> [GIVEN TASK]
Output all of the entries below precisely as written.

> [RAW DATA]
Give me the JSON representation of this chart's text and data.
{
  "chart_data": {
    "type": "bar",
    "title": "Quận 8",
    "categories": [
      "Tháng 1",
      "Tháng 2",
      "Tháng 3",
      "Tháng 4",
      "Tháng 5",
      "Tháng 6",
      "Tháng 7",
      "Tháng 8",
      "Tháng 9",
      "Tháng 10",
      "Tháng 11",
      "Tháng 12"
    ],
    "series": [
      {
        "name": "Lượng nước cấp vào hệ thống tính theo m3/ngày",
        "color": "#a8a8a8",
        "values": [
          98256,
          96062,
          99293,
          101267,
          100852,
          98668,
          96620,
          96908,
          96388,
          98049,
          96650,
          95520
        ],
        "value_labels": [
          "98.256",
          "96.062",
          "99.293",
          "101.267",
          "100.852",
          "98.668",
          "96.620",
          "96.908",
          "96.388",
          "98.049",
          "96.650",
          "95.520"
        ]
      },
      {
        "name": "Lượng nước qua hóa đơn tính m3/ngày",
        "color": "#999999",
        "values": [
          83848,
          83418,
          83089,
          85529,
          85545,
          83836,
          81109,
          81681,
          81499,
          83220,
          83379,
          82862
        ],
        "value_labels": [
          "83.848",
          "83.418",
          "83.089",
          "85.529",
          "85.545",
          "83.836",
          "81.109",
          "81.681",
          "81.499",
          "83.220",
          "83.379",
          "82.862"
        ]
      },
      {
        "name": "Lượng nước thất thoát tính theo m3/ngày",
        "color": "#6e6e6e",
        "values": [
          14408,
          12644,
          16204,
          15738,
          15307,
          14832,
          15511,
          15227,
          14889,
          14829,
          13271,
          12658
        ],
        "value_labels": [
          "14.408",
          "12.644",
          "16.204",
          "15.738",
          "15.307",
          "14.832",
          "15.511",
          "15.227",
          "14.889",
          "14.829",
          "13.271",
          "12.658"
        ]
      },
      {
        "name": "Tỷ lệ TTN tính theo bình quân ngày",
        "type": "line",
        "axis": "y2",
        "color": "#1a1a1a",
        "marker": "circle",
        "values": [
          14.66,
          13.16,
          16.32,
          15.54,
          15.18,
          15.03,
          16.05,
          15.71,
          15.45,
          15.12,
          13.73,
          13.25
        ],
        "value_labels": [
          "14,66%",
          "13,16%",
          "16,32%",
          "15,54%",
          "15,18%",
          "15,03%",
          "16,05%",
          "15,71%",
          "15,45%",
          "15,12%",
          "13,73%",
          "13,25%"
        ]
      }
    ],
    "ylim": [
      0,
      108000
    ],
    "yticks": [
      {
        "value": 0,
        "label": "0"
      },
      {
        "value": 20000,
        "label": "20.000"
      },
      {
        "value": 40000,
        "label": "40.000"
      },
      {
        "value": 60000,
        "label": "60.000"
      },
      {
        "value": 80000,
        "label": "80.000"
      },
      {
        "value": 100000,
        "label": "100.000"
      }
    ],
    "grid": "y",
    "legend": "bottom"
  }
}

> [WRITTEN RESPONSE]
Give me the JSON representation of this chart's text and data.
{
  "chart_data": {
    "type": "bar",
    "title": "Quận 8",
    "categories": [
      "Tháng 1",
      "Tháng 2",
      "Tháng 3",
      "Tháng 4",
      "Tháng 5",
      "Tháng 6",
      "Tháng 7",
      "Tháng 8",
      "Tháng 9",
      "Tháng 10",
      "Tháng 11",
      "Tháng 12"
    ],
    "series": [
      {
        "name": "Lượng nước cấp vào hệ thống tính theo m3/ngày",
        "color": "#a8a8a8",
        "values": [
          98256,
          96062,
          99293,
          101267,
          100852,
          98668,
          96620,
          96908,
          96388,
          98049,
          96650,
          95520
        ],
        "value_labels": [
          "98.256",
          "96.062",
          "99.293",
          "101.267",
          "100.852",
          "98.668",
          "96.620",
          "96.908",
          "96.388",
          "98.049",
          "96.650",
          "95.520"
        ]
      },
      {
        "name": "Lượng nước qua hóa đơn tính m3/ngày",
        "color": "#999999",
        "values": [
          83848,
          83418,
          83089,
          85529,
          85545,
          83836,
          81109,
          81681,
          81499,
          83220,
          83379,
          82862
        ],
        "value_labels": [
          "83.848",
          "83.418",
          "83.089",
          "85.529",
          "85.545",
          "83.836",
          "81.109",
          "81.681",
          "81.499",
          "83.220",
          "83.379",
          "82.862"
        ]
      },
      {
        "name": "Lượng nước thất thoát tính theo m3/ngày",
        "color": "#6e6e6e",
        "values": [
          14408,
          12644,
          16204,
          15738,
          15307,
          14832,
          15511,
          15227,
          14889,
          14829,
          13271,
          12658
        ],
        "value_labels": [
          "14.408",
          "12.644",
          "16.204",
          "15.738",
          "15.307",
          "14.832",
          "15.511",
          "15.227",
          "14.889",
          "14.829",
          "13.271",
          "12.658"
        ]
      },
      {
        "name": "Tỷ lệ TTN tính theo bình quân ngày",
        "type": "line",
        "axis": "y2",
        "color": "#1a1a1a",
        "marker": "circle",
        "values": [
          14.66,
          13.16,
          16.32,
          15.54,
          15.18,
          15.03,
          16.05,
          15.71,
          15.45,
          15.12,
          13.73,
          13.25
        ],
        "value_labels": [
          "14,66%",
          "13,16%",
          "16,32%",
          "15,54%",
          "15,18%",
          "15,03%",
          "16,05%",
          "15,71%",
          "15,45%",
          "15,12%",
          "13,73%",
          "13,25%"
        ]
      }
    ],
    "ylim": [
      0,
      108000
    ],
    "yticks": [
      {
        "value": 0,
        "label": "0"
      },
      {
        "value": 20000,
        "label": "20.000"
      },
      {
        "value": 40000,
        "label": "40.000"
      },
      {
        "value": 60000,
        "label": "60.000"
      },
      {
        "value": 80000,
        "label": "80.000"
      },
      {
        "value": 100000,
        "label": "100.000"
      }
    ],
    "grid": "y",
    "legend": "bottom"
  }
}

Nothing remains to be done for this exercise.